Stated problem 1
From the page on the Cimmerian names, reproduce word for word the passage starting with "Each form at" and going on through "the language's lifespan.".
Stated problem 2
Carry on the page about the Cimmerian names from the point where it stops.

Source document
Cognate names grouped by shared root. An indented name is borrowed from the form above it; names at the same level are parallel descendants.

The Gomer family

The name of the Cimmerians, from a single *Gimir-: the Assyrian Gimirru and Hebrew Gomer, the Greek Kimmérioi and Latin Cimmerii; the steppe raiders who broke into Anatolia in the early first millennium.

Transmission map

Each form at the homeland of its language; arcs follow asserted borrowing paths. Slide to a year to see which names were in use.

720 BCE

in use at this year · formerly in use · not yet attested

Cimmeria, the heartland

Attestation timeline

When each name is attested, earliest first. Dates bound the name's use, not the language's lifespan.

Akkadian Ancient Greek Biblical Hebrew Latin

Names across languages

Akkadian c. 720 BCE – 640 BCE #

𒄀𒈪𒅕𒊒

Transliteration
Gimirru
IPA
/ɡiˈmir.ru/
Confidence
attested

The Assyrian name of the Cimmerians, Gimirru (gentilic Gimirrāya), the first of the steppe peoples to appear in the cuneiform record. From the reign of Sargon II, who may have died fighting them, the Assyrian texts track the Gimirru as a deadly new force out of the north: they shattered Urartu, overran Phrygia, and pressed on Lydia, whose king Gyges appealed to Ashurbanipal for help against them. The Assyrians faced them as raiders no settled army could easily hold.

Gimirru is the form that anchors the Cimmerians in datable history, the people of Homer’s fog given a hard chronology in the royal annals. It is also the source of the Hebrew Gomer, and through the parallel between Gimirru and the Scythian Iškuza in the Assyrian record runs the same relationship the Hebrew table of nations preserves as father and son. The two peoples the Assyrians knew as Gimirru and Iškuza, the Cimmerians and the Scythians, the Bible would remember as Gomer and Aškenaz, the older nomad and the younger that displaced him.

Sources (2)
  1. Royal inscriptions and oracle queries of Sargon II, Esarhaddon, and Ashurbanipal (the Gimirrāya in Urartu, Tabal, and Lydia).
  2. Ivantchik, Askold. Les Cimmériens au Proche-Orient. Fribourg: Universitätsverlag, 1993.
Cite this entry

Rajagopal, Shriram. "Gimirru (Akkadian name for The Cimmerians)." Onomastikon: A Digital Atlas of Ancient Names. https://onomastikon.org/civilizations/cimmerians#akkadian-gimirru.

Data block
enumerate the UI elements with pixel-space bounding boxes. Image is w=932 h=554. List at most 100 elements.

Reply 1
Each form at the homeland of its language; arcs follow asserted borrowing paths. Slide to a year to see which names were in use.

720 BCE

in use at this year · formerly in use · not yet attested

Cimmeria, the heartland

Attestation timeline

When each name is attested, earliest first. Dates bound the name's use, not the language's lifespan.

Reply 2
Ancient Greek c. 700 BCE – 300 CE #

Κιμμέριοι

Transliteration
Kimmérioi
IPA
/kim.ˈme.ri.oi̯/
Confidence
attested

The Greek name of the Cimmerians, Kimmérioi. They enter Greek literature twice over: as the misty people at the edge of the world in the Odyssey, dwelling in perpetual fog beyond the Ocean where Odysseus goes down to the dead, and as a real historical scourge in Herodotus, who reports that the Cimmerians, driven from the Pontic steppe by the Scythians, swept through Anatolia, where they sacked cities and killed the Lydian king’s forebears.

Kimmérioi is the Greek member of the *Gomer family, the same name the Assyrians wrote Gimirru and the Hebrews Gomer. The doubling of the Cimmerians in Greek, half mythical shadow-people, half remembered invaders, is characteristic of how the Greeks held their oldest barbarian neighbors, at once a name out of Homeric legend and a force their grandfathers had fought. The historical Cimmerians vanished within a century; the Homeric Kimmérioi at the gates of the underworld outlived them by the whole length of the classical tradition.

Sources (2)
  1. Homer, Odyssey 11.13–19 (the Kimmérioi at the edge of the world); Herodotus, Historiae 1.6, 1.15, 4.11–12.
  2. Liddell, Henry George, and Robert Scott. A Greek-English Lexicon (LSJ). 9th ed. Oxford: Clarendon Press, 1940, s.v. Κιμμέριοι.
Cite this entry

Rajagopal, Shriram. "Kimmérioi (Ancient Greek name for The Cimmerians)." Onomastikon: A Digital Atlas of Ancient Names. https://onomastikon.org/civilizations/cimmerians#ancient-greek-kimmerioi.

Biblical Hebrew c. 700 BCE – 200 BCE #

גֹּמֶר

Transliteration
Gomer
IPA
/ˈɡoː.mɛr/
Confidence
attested

The Hebrew name Gomer, in the table of nations the firstborn son of Japheth and the father of Aškenaz, Riphath, and Togarmah; in Ezekiel, one of the far-northern peoples mustered in the army of Gog. It is identified with the Assyrian Gimirru, the Cimmerians, the same northern raiders the cuneiform sources knew, placed by the Hebrew geographers among the remote peoples of the north.

Gomer completes the *Gomer family, the Cimmerian name in Hebrew beside the Assyrian Gimirru, Greek Kimmérioi, and Latin Cimmerii. Its genealogical position is the quietly remarkable thing: by making Gomer the father of Aškenaz, the table of nations encodes the historical truth that the Cimmerians preceded the Scythians on the steppe and were driven out by them. Whether this is memory or coincidence, the Hebrew text preserves the right order of the peoples, the Cimmerian Gomer begetting the Scythian Aškenaz exactly as the one nomad nation gave way to the other on the grasslands north of the Caucasus.

Sources (2)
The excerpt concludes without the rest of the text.